start Data listing

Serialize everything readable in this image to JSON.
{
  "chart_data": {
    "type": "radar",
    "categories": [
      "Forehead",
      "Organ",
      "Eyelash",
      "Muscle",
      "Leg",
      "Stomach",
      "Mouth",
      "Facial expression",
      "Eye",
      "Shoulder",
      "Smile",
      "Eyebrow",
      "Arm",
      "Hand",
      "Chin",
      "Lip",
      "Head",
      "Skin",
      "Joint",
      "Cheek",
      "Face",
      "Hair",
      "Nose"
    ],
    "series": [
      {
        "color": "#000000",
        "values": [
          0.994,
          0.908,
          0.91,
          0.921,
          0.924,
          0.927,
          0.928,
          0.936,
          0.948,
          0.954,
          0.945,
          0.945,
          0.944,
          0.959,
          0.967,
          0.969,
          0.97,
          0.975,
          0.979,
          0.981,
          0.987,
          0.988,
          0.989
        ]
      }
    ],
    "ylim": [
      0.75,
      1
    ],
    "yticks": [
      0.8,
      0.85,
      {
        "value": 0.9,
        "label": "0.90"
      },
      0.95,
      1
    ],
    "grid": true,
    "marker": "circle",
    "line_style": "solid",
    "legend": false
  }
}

end Data listing

## Your task
Everything in the listing above should be restated exactly.

## Exercise response
Serialize everything readable in this image to JSON.
{
  "chart_data": {
    "type": "radar",
    "categories": [
      "Forehead",
      "Organ",
      "Eyelash",
      "Muscle",
      "Leg",
      "Stomach",
      "Mouth",
      "Facial expression",
      "Eye",
      "Shoulder",
      "Smile",
      "Eyebrow",
      "Arm",
      "Hand",
      "Chin",
      "Lip",
      "Head",
      "Skin",
      "Joint",
      "Cheek",
      "Face",
      "Hair",
      "Nose"
    ],
    "series": [
      {
        "color": "#000000",
        "values": [
          0.994,
          0.908,
          0.91,
          0.921,
          0.924,
          0.927,
          0.928,
          0.936,
          0.948,
          0.954,
          0.945,
          0.945,
          0.944,
          0.959,
          0.967,
          0.969,
          0.97,
          0.975,
          0.979,
          0.981,
          0.987,
          0.988,
          0.989
        ]
      }
    ],
    "ylim": [
      0.75,
      1
    ],
    "yticks": [
      0.8,
      0.85,
      {
        "value": 0.9,
        "label": "0.90"
      },
      0.95,
      1
    ],
    "grid": true,
    "marker": "circle",
    "line_style": "solid",
    "legend": false
  }
}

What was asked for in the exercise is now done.